╭─ SUPPLIED INFORMATION

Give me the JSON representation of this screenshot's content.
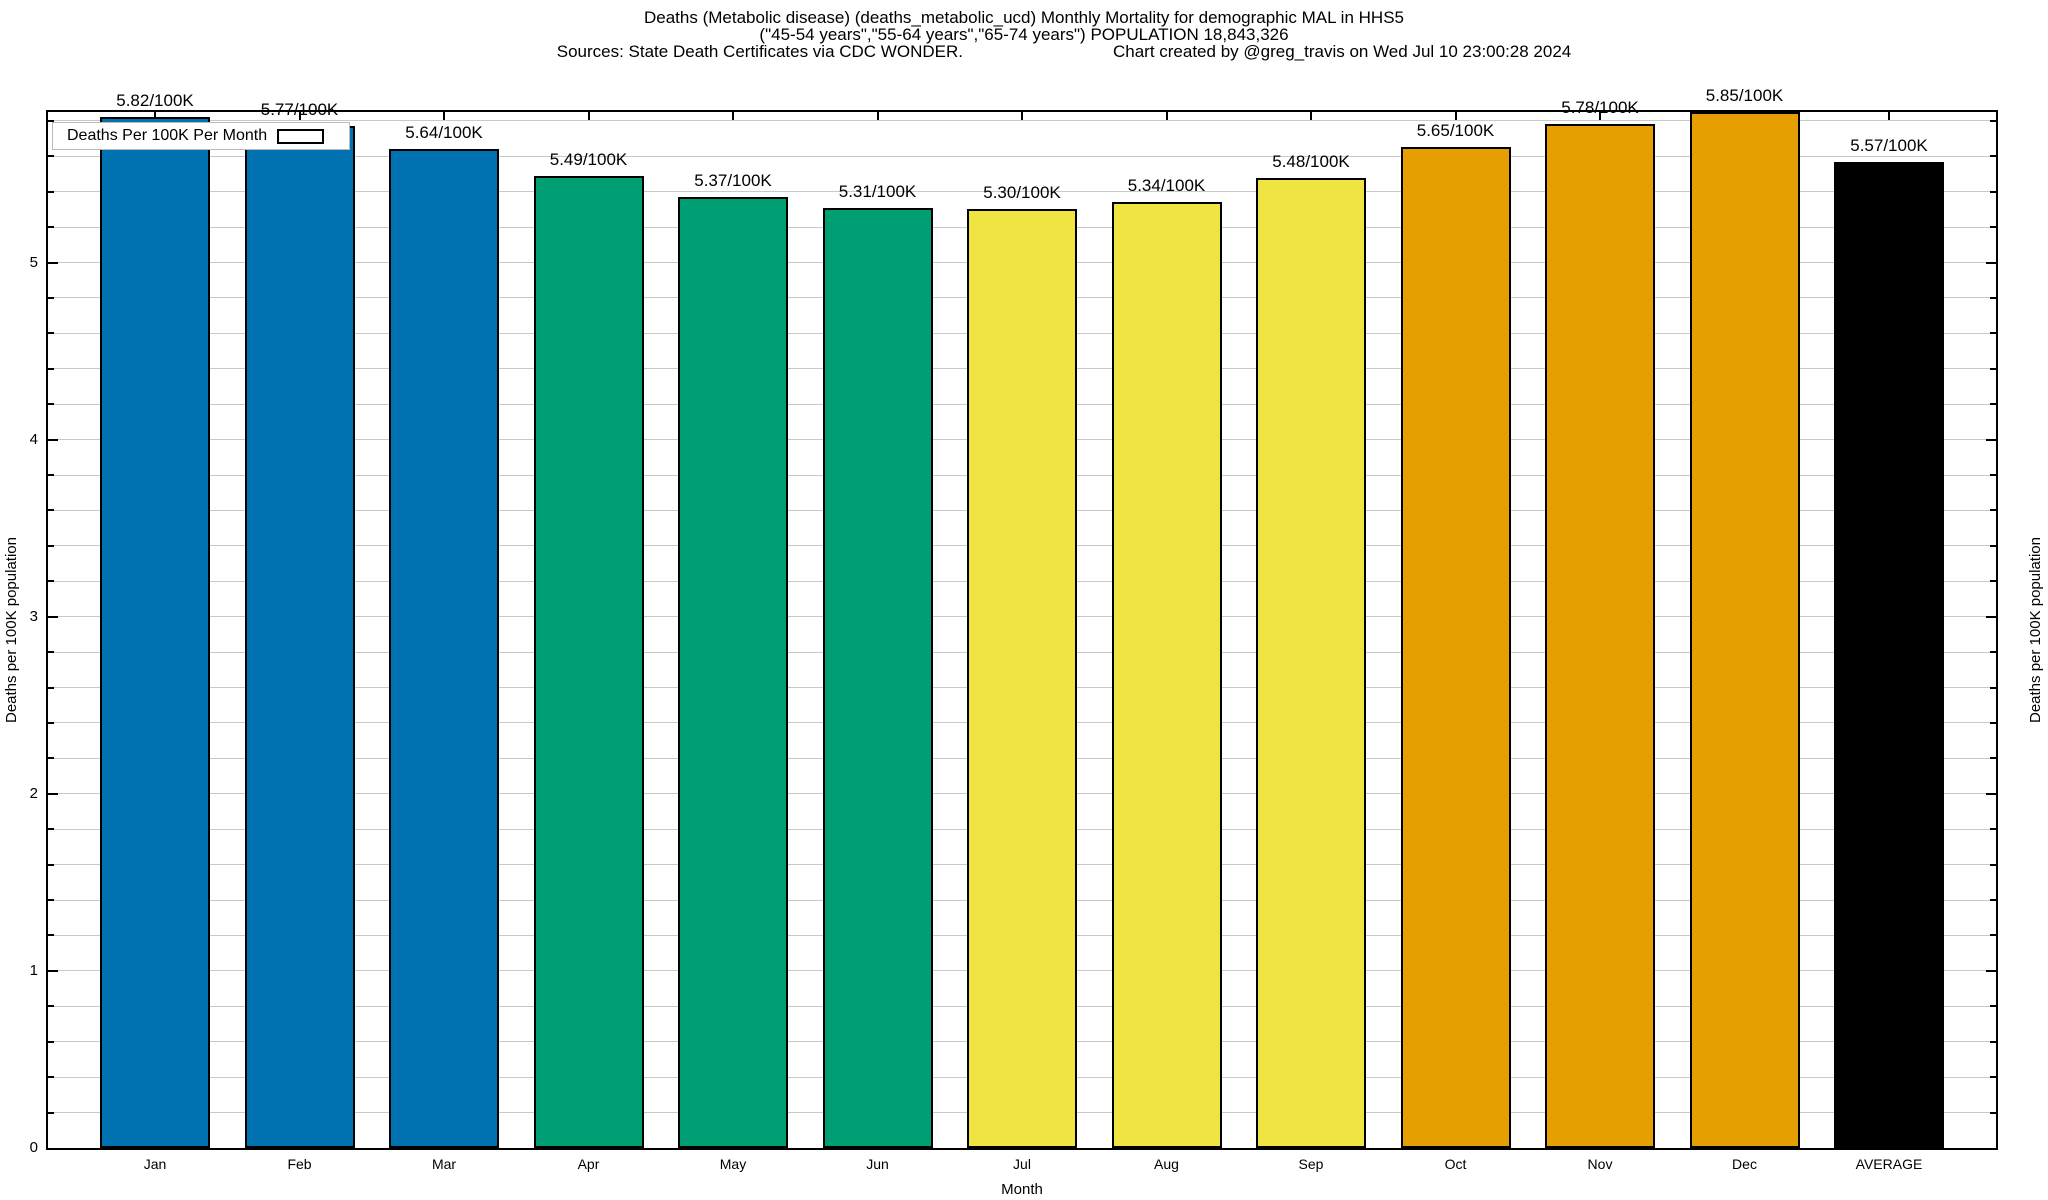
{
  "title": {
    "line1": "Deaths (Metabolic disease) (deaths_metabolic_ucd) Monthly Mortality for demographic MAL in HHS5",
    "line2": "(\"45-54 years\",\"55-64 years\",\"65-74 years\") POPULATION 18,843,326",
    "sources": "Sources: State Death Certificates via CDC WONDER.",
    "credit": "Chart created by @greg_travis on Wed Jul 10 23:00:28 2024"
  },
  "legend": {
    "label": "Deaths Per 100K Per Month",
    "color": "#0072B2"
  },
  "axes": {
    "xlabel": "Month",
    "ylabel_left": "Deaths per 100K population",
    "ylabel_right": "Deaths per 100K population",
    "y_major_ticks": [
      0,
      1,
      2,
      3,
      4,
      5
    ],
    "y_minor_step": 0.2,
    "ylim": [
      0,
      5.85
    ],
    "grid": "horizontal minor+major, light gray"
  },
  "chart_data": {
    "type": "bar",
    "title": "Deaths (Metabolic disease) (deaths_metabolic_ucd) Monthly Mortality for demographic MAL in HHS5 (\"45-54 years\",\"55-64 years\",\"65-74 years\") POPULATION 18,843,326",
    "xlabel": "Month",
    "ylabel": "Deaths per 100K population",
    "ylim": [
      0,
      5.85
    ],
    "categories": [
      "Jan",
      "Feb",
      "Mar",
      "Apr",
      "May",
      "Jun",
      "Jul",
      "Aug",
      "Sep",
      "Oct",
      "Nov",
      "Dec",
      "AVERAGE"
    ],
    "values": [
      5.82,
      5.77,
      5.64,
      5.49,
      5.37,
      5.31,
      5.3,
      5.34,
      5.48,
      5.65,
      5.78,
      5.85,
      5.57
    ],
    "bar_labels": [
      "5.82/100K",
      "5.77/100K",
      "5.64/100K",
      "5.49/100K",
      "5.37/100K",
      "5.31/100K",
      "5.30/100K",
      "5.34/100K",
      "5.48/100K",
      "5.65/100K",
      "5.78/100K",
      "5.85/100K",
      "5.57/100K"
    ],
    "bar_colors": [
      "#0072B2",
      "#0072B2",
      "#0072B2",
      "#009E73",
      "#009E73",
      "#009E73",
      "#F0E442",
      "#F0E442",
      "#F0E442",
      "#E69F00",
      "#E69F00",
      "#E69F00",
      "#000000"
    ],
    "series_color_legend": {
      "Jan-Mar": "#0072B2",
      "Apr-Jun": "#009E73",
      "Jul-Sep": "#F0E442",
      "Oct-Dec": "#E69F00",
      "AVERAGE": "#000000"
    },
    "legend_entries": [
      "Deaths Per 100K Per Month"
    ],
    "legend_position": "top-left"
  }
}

╰─

## INSTRUCTION
The records above are to be reproduced exactly; the pictures are to be left out.

## RESULT FOR THIS TASK
Give me the JSON representation of this screenshot's content.
{
  "title": {
    "line1": "Deaths (Metabolic disease) (deaths_metabolic_ucd) Monthly Mortality for demographic MAL in HHS5",
    "line2": "(\"45-54 years\",\"55-64 years\",\"65-74 years\") POPULATION 18,843,326",
    "sources": "Sources: State Death Certificates via CDC WONDER.",
    "credit": "Chart created by @greg_travis on Wed Jul 10 23:00:28 2024"
  },
  "legend": {
    "label": "Deaths Per 100K Per Month",
    "color": "#0072B2"
  },
  "axes": {
    "xlabel": "Month",
    "ylabel_left": "Deaths per 100K population",
    "ylabel_right": "Deaths per 100K population",
    "y_major_ticks": [
      0,
      1,
      2,
      3,
      4,
      5
    ],
    "y_minor_step": 0.2,
    "ylim": [
      0,
      5.85
    ],
    "grid": "horizontal minor+major, light gray"
  },
  "chart_data": {
    "type": "bar",
    "title": "Deaths (Metabolic disease) (deaths_metabolic_ucd) Monthly Mortality for demographic MAL in HHS5 (\"45-54 years\",\"55-64 years\",\"65-74 years\") POPULATION 18,843,326",
    "xlabel": "Month",
    "ylabel": "Deaths per 100K population",
    "ylim": [
      0,
      5.85
    ],
    "categories": [
      "Jan",
      "Feb",
      "Mar",
      "Apr",
      "May",
      "Jun",
      "Jul",
      "Aug",
      "Sep",
      "Oct",
      "Nov",
      "Dec",
      "AVERAGE"
    ],
    "values": [
      5.82,
      5.77,
      5.64,
      5.49,
      5.37,
      5.31,
      5.3,
      5.34,
      5.48,
      5.65,
      5.78,
      5.85,
      5.57
    ],
    "bar_labels": [
      "5.82/100K",
      "5.77/100K",
      "5.64/100K",
      "5.49/100K",
      "5.37/100K",
      "5.31/100K",
      "5.30/100K",
      "5.34/100K",
      "5.48/100K",
      "5.65/100K",
      "5.78/100K",
      "5.85/100K",
      "5.57/100K"
    ],
    "bar_colors": [
      "#0072B2",
      "#0072B2",
      "#0072B2",
      "#009E73",
      "#009E73",
      "#009E73",
      "#F0E442",
      "#F0E442",
      "#F0E442",
      "#E69F00",
      "#E69F00",
      "#E69F00",
      "#000000"
    ],
    "series_color_legend": {
      "Jan-Mar": "#0072B2",
      "Apr-Jun": "#009E73",
      "Jul-Sep": "#F0E442",
      "Oct-Dec": "#E69F00",
      "AVERAGE": "#000000"
    },
    "legend_entries": [
      "Deaths Per 100K Per Month"
    ],
    "legend_position": "top-left"
  }
}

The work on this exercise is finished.